--- Start Material for this exercise ---

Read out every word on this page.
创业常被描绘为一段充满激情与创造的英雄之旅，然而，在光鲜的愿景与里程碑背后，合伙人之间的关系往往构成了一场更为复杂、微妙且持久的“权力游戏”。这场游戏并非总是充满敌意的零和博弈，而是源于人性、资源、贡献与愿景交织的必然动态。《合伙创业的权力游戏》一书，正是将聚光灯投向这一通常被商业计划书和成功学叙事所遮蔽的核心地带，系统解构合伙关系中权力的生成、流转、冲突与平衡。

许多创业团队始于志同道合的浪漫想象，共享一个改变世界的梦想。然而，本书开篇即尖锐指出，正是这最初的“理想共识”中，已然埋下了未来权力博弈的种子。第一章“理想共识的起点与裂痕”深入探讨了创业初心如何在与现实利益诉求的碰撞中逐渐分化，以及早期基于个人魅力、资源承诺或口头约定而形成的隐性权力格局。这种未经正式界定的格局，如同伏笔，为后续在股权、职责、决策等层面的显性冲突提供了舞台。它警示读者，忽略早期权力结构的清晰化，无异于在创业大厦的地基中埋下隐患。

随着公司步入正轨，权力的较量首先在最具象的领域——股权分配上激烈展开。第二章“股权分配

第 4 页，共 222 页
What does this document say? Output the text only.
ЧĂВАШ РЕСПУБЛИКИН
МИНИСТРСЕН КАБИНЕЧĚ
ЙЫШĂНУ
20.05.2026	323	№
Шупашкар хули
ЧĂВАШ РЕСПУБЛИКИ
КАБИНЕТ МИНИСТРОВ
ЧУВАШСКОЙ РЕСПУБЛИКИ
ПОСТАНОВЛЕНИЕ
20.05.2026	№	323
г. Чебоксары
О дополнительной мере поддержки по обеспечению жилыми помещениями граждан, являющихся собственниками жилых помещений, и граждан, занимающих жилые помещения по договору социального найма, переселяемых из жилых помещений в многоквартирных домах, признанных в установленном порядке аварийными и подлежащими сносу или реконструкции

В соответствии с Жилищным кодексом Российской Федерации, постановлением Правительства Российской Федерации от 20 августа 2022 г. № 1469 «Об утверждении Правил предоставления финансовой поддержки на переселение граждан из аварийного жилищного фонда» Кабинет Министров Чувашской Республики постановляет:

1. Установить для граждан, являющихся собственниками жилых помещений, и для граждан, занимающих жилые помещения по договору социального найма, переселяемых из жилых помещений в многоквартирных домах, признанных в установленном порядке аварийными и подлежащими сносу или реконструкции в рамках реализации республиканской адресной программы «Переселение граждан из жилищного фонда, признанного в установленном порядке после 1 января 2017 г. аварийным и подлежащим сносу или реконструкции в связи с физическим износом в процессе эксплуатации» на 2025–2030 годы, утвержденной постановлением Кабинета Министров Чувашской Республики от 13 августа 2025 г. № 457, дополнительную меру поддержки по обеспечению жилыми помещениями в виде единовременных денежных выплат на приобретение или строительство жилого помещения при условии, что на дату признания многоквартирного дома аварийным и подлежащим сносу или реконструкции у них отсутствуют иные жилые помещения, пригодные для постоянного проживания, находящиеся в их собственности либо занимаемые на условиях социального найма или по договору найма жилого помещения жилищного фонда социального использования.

--- End Material for this exercise ---

Transcribe every entry verbatim.

**Solution to this task**
Read out every word on this page.
创业常被描绘为一段充满激情与创造的英雄之旅，然而，在光鲜的愿景与里程碑背后，合伙人之间的关系往往构成了一场更为复杂、微妙且持久的“权力游戏”。这场游戏并非总是充满敌意的零和博弈，而是源于人性、资源、贡献与愿景交织的必然动态。《合伙创业的权力游戏》一书，正是将聚光灯投向这一通常被商业计划书和成功学叙事所遮蔽的核心地带，系统解构合伙关系中权力的生成、流转、冲突与平衡。

许多创业团队始于志同道合的浪漫想象，共享一个改变世界的梦想。然而，本书开篇即尖锐指出，正是这最初的“理想共识”中，已然埋下了未来权力博弈的种子。第一章“理想共识的起点与裂痕”深入探讨了创业初心如何在与现实利益诉求的碰撞中逐渐分化，以及早期基于个人魅力、资源承诺或口头约定而形成的隐性权力格局。这种未经正式界定的格局，如同伏笔，为后续在股权、职责、决策等层面的显性冲突提供了舞台。它警示读者，忽略早期权力结构的清晰化，无异于在创业大厦的地基中埋下隐患。

随着公司步入正轨，权力的较量首先在最具象的领域——股权分配上激烈展开。第二章“股权分配

第 4 页，共 222 页
What does this document say? Output the text only.
ЧĂВАШ РЕСПУБЛИКИН
МИНИСТРСЕН КАБИНЕЧĚ
ЙЫШĂНУ
20.05.2026	323	№
Шупашкар хули
ЧĂВАШ РЕСПУБЛИКИ
КАБИНЕТ МИНИСТРОВ
ЧУВАШСКОЙ РЕСПУБЛИКИ
ПОСТАНОВЛЕНИЕ
20.05.2026	№	323
г. Чебоксары
О дополнительной мере поддержки по обеспечению жилыми помещениями граждан, являющихся собственниками жилых помещений, и граждан, занимающих жилые помещения по договору социального найма, переселяемых из жилых помещений в многоквартирных домах, признанных в установленном порядке аварийными и подлежащими сносу или реконструкции

В соответствии с Жилищным кодексом Российской Федерации, постановлением Правительства Российской Федерации от 20 августа 2022 г. № 1469 «Об утверждении Правил предоставления финансовой поддержки на переселение граждан из аварийного жилищного фонда» Кабинет Министров Чувашской Республики постановляет:

1. Установить для граждан, являющихся собственниками жилых помещений, и для граждан, занимающих жилые помещения по договору социального найма, переселяемых из жилых помещений в многоквартирных домах, признанных в установленном порядке аварийными и подлежащими сносу или реконструкции в рамках реализации республиканской адресной программы «Переселение граждан из жилищного фонда, признанного в установленном порядке после 1 января 2017 г. аварийным и подлежащим сносу или реконструкции в связи с физическим износом в процессе эксплуатации» на 2025–2030 годы, утвержденной постановлением Кабинета Министров Чувашской Республики от 13 августа 2025 г. № 457, дополнительную меру поддержки по обеспечению жилыми помещениями в виде единовременных денежных выплат на приобретение или строительство жилого помещения при условии, что на дату признания многоквартирного дома аварийным и подлежащим сносу или реконструкции у них отсутствуют иные жилые помещения, пригодные для постоянного проживания, находящиеся в их собственности либо занимаемые на условиях социального найма или по договору найма жилого помещения жилищного фонда социального использования.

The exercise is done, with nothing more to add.